| GIVEN INSTRUCTION |
Provide an exact reproduction of every entry.

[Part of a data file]
— Start —
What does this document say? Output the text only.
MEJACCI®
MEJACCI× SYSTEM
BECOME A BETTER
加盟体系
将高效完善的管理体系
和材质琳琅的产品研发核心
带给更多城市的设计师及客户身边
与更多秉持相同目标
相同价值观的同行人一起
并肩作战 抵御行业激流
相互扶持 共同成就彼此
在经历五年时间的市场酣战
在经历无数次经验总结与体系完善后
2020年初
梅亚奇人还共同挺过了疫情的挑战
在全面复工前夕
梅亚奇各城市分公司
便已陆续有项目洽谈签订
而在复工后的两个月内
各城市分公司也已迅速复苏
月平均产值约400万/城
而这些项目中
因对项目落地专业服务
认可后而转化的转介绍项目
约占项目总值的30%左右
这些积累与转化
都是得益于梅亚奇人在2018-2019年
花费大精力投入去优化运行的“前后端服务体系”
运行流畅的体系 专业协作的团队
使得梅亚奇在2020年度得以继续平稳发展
— End —
| WRITTEN RESPONSE |
What does this document say? Output the text only.
MEJACCI®
MEJACCI× SYSTEM
BECOME A BETTER
加盟体系
将高效完善的管理体系
和材质琳琅的产品研发核心
带给更多城市的设计师及客户身边
与更多秉持相同目标
相同价值观的同行人一起
并肩作战 抵御行业激流
相互扶持 共同成就彼此
在经历五年时间的市场酣战
在经历无数次经验总结与体系完善后
2020年初
梅亚奇人还共同挺过了疫情的挑战
在全面复工前夕
梅亚奇各城市分公司
便已陆续有项目洽谈签订
而在复工后的两个月内
各城市分公司也已迅速复苏
月平均产值约400万/城
而这些项目中
因对项目落地专业服务
认可后而转化的转介绍项目
约占项目总值的30%左右
这些积累与转化
都是得益于梅亚奇人在2018-2019年
花费大精力投入去优化运行的“前后端服务体系”
运行流畅的体系 专业协作的团队
使得梅亚奇在2020年度得以继续平稳发展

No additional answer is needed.